Given problem » From the listing below, extract every line containing "right".

Collection entries
* * *
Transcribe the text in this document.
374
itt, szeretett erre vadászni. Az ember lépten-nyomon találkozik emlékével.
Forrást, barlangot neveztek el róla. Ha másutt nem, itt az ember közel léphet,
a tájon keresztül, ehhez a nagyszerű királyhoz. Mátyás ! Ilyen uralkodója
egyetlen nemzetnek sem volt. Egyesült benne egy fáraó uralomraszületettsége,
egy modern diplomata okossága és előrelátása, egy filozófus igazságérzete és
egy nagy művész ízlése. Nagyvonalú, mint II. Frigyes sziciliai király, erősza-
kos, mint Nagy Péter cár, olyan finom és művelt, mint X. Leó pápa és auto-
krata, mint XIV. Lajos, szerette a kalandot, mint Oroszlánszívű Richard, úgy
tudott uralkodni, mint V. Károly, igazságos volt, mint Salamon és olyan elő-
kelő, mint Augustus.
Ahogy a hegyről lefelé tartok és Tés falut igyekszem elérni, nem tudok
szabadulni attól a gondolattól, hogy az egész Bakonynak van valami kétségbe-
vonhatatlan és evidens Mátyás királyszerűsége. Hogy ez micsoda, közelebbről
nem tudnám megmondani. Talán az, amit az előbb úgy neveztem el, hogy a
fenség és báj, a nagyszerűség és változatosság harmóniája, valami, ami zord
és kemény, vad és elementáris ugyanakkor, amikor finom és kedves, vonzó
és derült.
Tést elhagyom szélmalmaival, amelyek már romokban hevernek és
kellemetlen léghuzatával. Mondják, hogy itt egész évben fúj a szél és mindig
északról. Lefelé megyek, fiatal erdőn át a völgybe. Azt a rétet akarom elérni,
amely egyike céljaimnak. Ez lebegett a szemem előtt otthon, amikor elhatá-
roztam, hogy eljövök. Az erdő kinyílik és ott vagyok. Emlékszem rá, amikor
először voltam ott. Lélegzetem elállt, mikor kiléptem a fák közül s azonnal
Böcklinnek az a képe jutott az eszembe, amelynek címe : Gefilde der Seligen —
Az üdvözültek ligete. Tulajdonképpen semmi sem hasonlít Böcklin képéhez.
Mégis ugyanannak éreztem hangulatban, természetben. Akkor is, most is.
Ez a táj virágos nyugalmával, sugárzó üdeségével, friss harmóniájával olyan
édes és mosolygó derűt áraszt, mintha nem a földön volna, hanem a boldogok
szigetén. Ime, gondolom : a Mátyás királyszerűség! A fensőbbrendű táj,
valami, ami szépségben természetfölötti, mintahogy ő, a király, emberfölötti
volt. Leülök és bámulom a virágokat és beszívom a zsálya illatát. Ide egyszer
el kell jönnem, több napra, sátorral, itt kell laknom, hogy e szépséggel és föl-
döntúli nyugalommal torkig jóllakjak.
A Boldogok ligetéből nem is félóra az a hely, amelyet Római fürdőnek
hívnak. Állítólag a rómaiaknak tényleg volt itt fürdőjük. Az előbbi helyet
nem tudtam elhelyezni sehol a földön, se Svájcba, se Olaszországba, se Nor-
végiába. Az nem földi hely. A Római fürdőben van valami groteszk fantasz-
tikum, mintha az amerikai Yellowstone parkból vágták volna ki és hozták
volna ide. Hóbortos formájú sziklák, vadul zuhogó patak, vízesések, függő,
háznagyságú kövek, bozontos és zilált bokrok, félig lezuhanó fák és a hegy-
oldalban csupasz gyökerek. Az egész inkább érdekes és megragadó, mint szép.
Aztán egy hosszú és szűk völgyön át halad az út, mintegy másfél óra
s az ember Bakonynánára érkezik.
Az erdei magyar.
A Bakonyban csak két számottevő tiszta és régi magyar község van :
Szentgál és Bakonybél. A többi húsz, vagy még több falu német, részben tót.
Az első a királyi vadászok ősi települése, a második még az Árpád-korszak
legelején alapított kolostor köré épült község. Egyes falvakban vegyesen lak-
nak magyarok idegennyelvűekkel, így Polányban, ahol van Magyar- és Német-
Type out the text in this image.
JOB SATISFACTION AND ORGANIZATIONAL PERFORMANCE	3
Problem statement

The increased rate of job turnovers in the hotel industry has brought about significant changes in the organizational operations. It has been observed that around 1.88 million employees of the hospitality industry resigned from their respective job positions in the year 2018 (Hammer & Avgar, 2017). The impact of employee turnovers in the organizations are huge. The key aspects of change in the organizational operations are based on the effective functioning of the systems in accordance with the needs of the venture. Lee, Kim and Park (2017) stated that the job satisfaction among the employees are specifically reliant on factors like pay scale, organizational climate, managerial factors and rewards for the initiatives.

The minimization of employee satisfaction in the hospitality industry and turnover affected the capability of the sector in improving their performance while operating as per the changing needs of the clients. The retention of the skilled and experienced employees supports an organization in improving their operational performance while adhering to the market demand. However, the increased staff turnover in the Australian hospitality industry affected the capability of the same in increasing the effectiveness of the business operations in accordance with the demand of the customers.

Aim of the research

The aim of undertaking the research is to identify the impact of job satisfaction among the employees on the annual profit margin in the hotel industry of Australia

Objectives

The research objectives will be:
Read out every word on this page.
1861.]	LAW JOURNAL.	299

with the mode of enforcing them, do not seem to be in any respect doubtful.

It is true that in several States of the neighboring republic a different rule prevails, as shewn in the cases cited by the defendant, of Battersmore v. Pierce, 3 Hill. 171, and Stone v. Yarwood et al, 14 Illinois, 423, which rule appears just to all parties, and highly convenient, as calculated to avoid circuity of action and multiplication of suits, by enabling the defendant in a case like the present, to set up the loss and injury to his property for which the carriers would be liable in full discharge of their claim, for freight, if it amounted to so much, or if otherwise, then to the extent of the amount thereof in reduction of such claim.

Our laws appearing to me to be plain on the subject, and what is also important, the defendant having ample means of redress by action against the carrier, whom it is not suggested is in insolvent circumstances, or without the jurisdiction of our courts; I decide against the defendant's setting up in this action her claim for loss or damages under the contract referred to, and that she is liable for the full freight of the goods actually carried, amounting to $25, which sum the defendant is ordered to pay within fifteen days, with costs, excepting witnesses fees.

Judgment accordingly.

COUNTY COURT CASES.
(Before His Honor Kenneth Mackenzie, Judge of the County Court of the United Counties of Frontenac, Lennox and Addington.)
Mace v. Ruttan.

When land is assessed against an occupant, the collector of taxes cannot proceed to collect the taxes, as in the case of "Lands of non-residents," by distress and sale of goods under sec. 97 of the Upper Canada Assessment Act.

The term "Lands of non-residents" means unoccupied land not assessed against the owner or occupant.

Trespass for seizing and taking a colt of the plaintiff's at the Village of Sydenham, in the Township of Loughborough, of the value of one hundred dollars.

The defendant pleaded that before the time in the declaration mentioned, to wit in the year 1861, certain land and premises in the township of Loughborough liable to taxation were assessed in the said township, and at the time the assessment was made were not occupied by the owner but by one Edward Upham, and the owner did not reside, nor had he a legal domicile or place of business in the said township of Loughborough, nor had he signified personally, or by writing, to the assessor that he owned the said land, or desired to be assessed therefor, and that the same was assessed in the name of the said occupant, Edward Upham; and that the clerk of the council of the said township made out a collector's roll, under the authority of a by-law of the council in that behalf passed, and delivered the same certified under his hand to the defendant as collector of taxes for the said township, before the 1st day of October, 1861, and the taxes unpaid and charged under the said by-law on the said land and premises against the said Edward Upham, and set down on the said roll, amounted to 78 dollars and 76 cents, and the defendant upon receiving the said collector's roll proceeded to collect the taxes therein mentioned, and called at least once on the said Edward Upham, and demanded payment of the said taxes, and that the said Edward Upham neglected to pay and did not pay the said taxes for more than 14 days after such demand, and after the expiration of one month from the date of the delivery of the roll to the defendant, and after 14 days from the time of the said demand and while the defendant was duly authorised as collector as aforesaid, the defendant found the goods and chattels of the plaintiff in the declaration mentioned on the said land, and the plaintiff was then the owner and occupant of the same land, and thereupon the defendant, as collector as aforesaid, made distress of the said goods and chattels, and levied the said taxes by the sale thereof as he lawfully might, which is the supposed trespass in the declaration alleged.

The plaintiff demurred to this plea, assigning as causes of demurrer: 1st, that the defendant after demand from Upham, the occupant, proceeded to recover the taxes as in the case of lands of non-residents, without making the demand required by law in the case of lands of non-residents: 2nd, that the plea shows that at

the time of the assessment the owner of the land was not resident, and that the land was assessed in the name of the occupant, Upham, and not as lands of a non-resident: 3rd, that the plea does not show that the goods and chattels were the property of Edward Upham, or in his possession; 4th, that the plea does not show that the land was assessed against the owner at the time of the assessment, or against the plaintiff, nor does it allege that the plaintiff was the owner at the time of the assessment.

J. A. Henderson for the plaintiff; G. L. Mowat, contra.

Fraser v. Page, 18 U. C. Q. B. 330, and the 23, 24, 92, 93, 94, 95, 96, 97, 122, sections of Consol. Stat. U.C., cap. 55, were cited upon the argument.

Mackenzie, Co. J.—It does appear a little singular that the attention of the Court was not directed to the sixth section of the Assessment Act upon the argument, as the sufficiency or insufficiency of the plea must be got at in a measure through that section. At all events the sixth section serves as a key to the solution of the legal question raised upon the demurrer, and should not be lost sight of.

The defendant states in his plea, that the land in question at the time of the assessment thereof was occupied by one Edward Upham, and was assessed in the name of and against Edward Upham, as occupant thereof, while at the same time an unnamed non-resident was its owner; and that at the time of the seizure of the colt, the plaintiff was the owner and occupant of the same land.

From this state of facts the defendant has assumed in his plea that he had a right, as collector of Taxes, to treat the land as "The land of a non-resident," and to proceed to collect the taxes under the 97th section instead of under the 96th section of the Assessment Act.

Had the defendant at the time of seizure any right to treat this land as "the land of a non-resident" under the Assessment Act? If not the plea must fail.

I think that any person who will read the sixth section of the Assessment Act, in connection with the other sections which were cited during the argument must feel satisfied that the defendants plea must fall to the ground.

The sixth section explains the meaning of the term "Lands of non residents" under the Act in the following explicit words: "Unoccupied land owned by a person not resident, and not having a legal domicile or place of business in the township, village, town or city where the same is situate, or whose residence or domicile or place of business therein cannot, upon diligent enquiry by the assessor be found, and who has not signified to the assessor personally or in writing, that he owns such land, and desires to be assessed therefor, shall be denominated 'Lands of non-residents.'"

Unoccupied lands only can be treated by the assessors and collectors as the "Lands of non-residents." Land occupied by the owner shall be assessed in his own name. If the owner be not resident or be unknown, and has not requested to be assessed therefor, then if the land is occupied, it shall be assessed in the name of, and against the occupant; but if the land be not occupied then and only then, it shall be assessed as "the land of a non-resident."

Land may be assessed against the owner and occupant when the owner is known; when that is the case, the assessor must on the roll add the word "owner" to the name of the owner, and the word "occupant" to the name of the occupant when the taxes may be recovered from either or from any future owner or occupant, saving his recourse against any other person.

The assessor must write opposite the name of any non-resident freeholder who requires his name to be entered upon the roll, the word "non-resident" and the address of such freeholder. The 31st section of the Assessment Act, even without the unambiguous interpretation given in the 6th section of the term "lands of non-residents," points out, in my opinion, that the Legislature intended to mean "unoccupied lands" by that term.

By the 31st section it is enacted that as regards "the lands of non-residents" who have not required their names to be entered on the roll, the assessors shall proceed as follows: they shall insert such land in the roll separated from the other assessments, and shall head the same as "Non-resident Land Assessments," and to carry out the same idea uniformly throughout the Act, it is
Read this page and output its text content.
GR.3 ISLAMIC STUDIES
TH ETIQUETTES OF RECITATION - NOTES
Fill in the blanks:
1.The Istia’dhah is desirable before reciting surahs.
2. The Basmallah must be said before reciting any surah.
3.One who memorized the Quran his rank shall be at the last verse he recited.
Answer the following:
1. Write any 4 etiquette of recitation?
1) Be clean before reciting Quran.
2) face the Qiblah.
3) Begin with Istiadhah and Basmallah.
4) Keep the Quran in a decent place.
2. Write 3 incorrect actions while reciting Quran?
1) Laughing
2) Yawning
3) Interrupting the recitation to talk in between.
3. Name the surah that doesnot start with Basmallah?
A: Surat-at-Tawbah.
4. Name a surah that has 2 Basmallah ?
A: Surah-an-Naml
* * *
Solution to the exercise »
From this state of facts the defendant has assumed in his plea that he had a right, as collector of Taxes, to treat the land as "The land of a non-resident," and to proceed to collect the taxes under the 97th section instead of under the 96th section of the Assessment Act.
Had the defendant at the time of seizure any right to treat this land as "the land of a non-resident" under the Assessment Act? If not the plea must fail.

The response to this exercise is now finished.